Exercise description. Count how many lines hold the word "Names" and give that number as the whole answer.

┄┄┄┄┄┄┄┄┄┄

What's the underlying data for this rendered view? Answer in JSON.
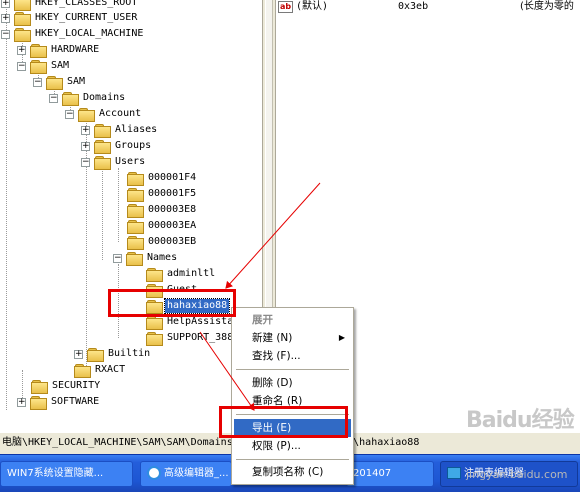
{
  "tree": {
    "nodes": [
      {
        "label": "HKEY_CLASSES_ROOT",
        "expander": "+"
      },
      {
        "label": "HKEY_CURRENT_USER",
        "expander": "+"
      },
      {
        "label": "HKEY_LOCAL_MACHINE",
        "expander": "−"
      },
      {
        "label": "HARDWARE",
        "expander": "+"
      },
      {
        "label": "SAM",
        "expander": "−"
      },
      {
        "label": "SAM",
        "expander": "−"
      },
      {
        "label": "Domains",
        "expander": "−"
      },
      {
        "label": "Account",
        "expander": "−"
      },
      {
        "label": "Aliases",
        "expander": "+"
      },
      {
        "label": "Groups",
        "expander": "+"
      },
      {
        "label": "Users",
        "expander": "−"
      },
      {
        "label": "000001F4",
        "expander": ""
      },
      {
        "label": "000001F5",
        "expander": ""
      },
      {
        "label": "000003E8",
        "expander": ""
      },
      {
        "label": "000003EA",
        "expander": ""
      },
      {
        "label": "000003EB",
        "expander": ""
      },
      {
        "label": "Names",
        "expander": "−"
      },
      {
        "label": "adminltl",
        "expander": ""
      },
      {
        "label": "Guest",
        "expander": ""
      },
      {
        "label": "hahaxiao88",
        "expander": ""
      },
      {
        "label": "HelpAssista",
        "expander": ""
      },
      {
        "label": "SUPPORT_388",
        "expander": ""
      },
      {
        "label": "Builtin",
        "expander": "+"
      },
      {
        "label": "RXACT",
        "expander": ""
      },
      {
        "label": "SECURITY",
        "expander": ""
      },
      {
        "label": "SOFTWARE",
        "expander": "+"
      }
    ]
  },
  "values_pane": {
    "row": {
      "icon": "ab",
      "name": "(默认)",
      "data": "0x3eb",
      "type": "(长度为零的"
    }
  },
  "context_menu": {
    "items": [
      {
        "label": "展开"
      },
      {
        "label": "新建 (N)"
      },
      {
        "label": "查找 (F)..."
      },
      {
        "label": "删除 (D)"
      },
      {
        "label": "重命名 (R)"
      },
      {
        "label": "导出 (E)"
      },
      {
        "label": "权限 (P)..."
      },
      {
        "label": "复制项名称 (C)"
      }
    ],
    "submenu_arrow": "▶"
  },
  "status_bar": {
    "text": "电脑\\HKEY_LOCAL_MACHINE\\SAM\\SAM\\Domains\\Account\\Users\\Names\\hahaxiao88"
  },
  "taskbar": {
    "items": [
      {
        "label": "WIN7系统设置隐藏..."
      },
      {
        "label": "高级编辑器_..."
      },
      {
        "label": "201407"
      },
      {
        "label": "注册表编辑器"
      }
    ]
  },
  "watermark": {
    "brand": "Baidu经验",
    "sub": "jingyan.baidu.com"
  },
  "colors": {
    "selection": "#316ac5",
    "annotation_red": "#e60000",
    "taskbar_blue": "#245edb"
  }
}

┄┄┄┄┄┄┄┄┄┄

Solution to the problem. 2